-- Start Supplied records --
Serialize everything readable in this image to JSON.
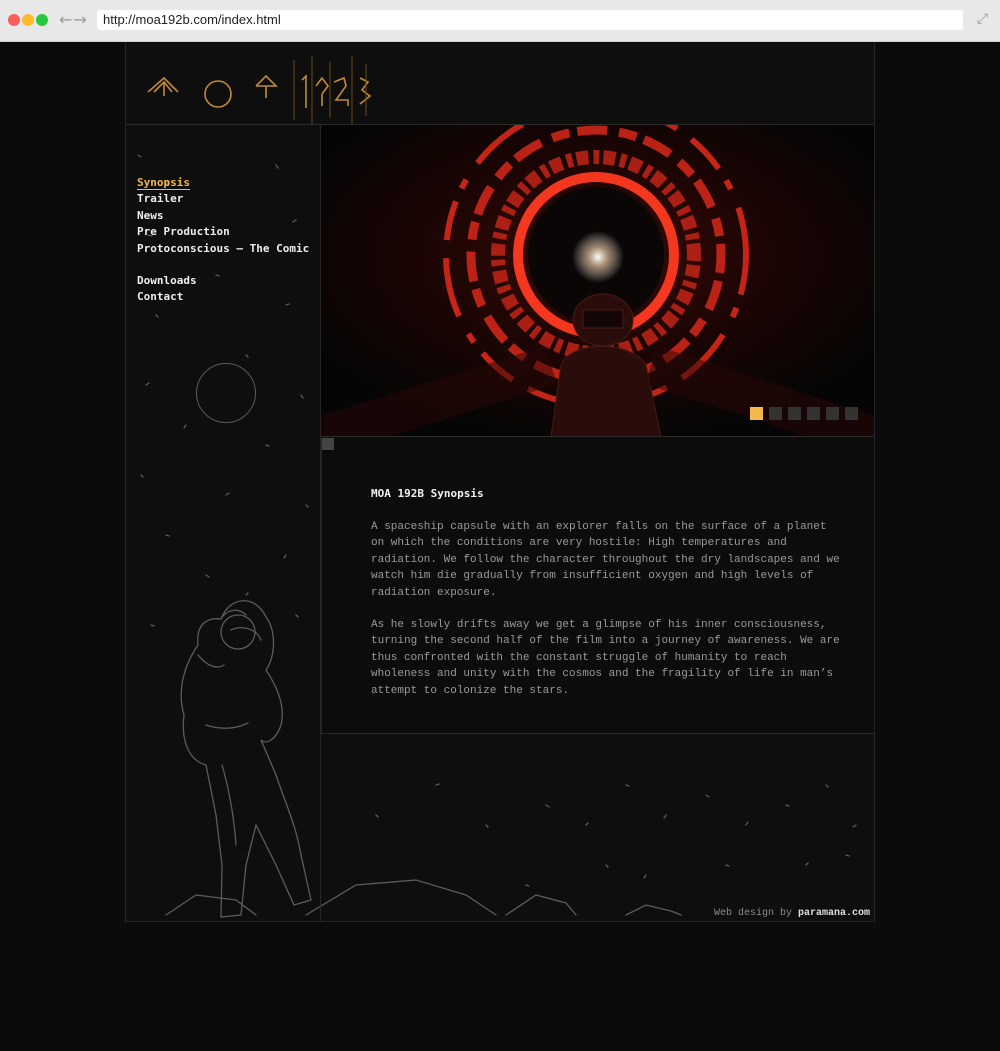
{
  "browser": {
    "url": "http://moa192b.com/index.html",
    "back_icon": "back-arrow-icon",
    "forward_icon": "forward-arrow-icon",
    "expand_icon": "fullscreen-icon"
  },
  "site": {
    "logo_text": "MOA192B",
    "nav": [
      {
        "label": "Synopsis",
        "active": true
      },
      {
        "label": "Trailer"
      },
      {
        "label": "News"
      },
      {
        "label": "Pre Production"
      },
      {
        "label": "Protoconscious — The Comic"
      },
      {
        "label": "Downloads"
      },
      {
        "label": "Contact"
      }
    ],
    "slideshow": {
      "count": 6,
      "active_index": 0
    },
    "synopsis": {
      "title": "MOA 192B Synopsis",
      "paragraph1": "A spaceship capsule with an explorer falls on the surface of a planet on which the conditions are very hostile: High temperatures and radiation. We follow the character throughout the dry landscapes and we watch him die gradually from insufficient oxygen and high levels of radiation exposure.",
      "paragraph2": "As he slowly drifts away we get a glimpse of his inner consciousness, turning the second half of the film into a journey of awareness. We are thus confronted with the constant struggle of humanity to reach wholeness and unity with the cosmos and the fragility of life in man’s attempt to colonize the stars."
    },
    "credit": {
      "prefix": "Web design by ",
      "author": "paramana.com"
    },
    "colors": {
      "accent": "#f4b84a",
      "hero_red": "#e0301e",
      "background": "#0b0b0b"
    }
  }
}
-- End Supplied records --
Your goal »
Your task is to copy the entries in full and exactly, without any images.

Solution to the problem »
Serialize everything readable in this image to JSON.
{
  "browser": {
    "url": "http://moa192b.com/index.html",
    "back_icon": "back-arrow-icon",
    "forward_icon": "forward-arrow-icon",
    "expand_icon": "fullscreen-icon"
  },
  "site": {
    "logo_text": "MOA192B",
    "nav": [
      {
        "label": "Synopsis",
        "active": true
      },
      {
        "label": "Trailer"
      },
      {
        "label": "News"
      },
      {
        "label": "Pre Production"
      },
      {
        "label": "Protoconscious — The Comic"
      },
      {
        "label": "Downloads"
      },
      {
        "label": "Contact"
      }
    ],
    "slideshow": {
      "count": 6,
      "active_index": 0
    },
    "synopsis": {
      "title": "MOA 192B Synopsis",
      "paragraph1": "A spaceship capsule with an explorer falls on the surface of a planet on which the conditions are very hostile: High temperatures and radiation. We follow the character throughout the dry landscapes and we watch him die gradually from insufficient oxygen and high levels of radiation exposure.",
      "paragraph2": "As he slowly drifts away we get a glimpse of his inner consciousness, turning the second half of the film into a journey of awareness. We are thus confronted with the constant struggle of humanity to reach wholeness and unity with the cosmos and the fragility of life in man’s attempt to colonize the stars."
    },
    "credit": {
      "prefix": "Web design by ",
      "author": "paramana.com"
    },
    "colors": {
      "accent": "#f4b84a",
      "hero_red": "#e0301e",
      "background": "#0b0b0b"
    }
  }
}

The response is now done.